(Saved entries)

-*-

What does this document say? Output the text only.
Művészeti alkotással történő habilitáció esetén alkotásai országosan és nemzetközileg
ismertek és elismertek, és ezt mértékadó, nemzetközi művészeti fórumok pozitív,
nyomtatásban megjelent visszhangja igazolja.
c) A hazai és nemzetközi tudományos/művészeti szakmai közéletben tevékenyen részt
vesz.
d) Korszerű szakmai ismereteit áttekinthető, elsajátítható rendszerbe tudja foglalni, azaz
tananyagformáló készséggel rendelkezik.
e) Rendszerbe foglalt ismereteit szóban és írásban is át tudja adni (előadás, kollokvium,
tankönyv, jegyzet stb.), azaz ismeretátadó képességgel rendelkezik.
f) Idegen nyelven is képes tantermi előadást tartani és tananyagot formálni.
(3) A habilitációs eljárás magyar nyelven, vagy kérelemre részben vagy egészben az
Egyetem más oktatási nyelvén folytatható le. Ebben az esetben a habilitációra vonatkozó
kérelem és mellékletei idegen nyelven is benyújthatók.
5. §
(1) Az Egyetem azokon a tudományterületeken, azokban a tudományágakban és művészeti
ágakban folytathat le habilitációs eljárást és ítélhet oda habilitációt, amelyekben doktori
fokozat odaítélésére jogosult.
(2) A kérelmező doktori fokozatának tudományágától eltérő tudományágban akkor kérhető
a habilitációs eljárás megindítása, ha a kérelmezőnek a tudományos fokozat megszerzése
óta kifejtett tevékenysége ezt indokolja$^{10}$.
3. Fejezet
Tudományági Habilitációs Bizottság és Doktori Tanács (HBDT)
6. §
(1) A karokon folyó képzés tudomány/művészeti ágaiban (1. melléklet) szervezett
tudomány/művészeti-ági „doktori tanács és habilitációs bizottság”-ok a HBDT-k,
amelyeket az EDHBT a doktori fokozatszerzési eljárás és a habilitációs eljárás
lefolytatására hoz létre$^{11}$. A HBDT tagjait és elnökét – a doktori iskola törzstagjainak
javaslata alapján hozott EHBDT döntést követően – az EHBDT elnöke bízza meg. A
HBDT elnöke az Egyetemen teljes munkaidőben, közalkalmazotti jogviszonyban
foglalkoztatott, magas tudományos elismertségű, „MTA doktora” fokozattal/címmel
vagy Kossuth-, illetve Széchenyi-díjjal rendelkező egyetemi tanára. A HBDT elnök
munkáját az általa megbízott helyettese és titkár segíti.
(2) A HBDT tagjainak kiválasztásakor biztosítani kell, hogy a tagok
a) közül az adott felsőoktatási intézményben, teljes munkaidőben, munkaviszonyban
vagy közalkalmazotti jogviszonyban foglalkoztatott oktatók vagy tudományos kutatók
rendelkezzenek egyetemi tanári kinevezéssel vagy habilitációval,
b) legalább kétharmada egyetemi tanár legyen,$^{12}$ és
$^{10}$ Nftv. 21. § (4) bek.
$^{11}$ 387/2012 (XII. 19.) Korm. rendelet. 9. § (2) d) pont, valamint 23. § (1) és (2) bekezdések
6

-*-

From the listing above, collect each line in which the string "tudományos" appears.

c) A hazai és nemzetközi tudományos/művészeti szakmai közéletben tevékenyen részt
a habilitációs eljárás megindítása, ha a kérelmezőnek a tudományos fokozat megszerzése
foglalkoztatott, magas tudományos elismertségű, „MTA doktora” fokozattal/címmel
vagy közalkalmazotti jogviszonyban foglalkoztatott oktatók vagy tudományos kutatók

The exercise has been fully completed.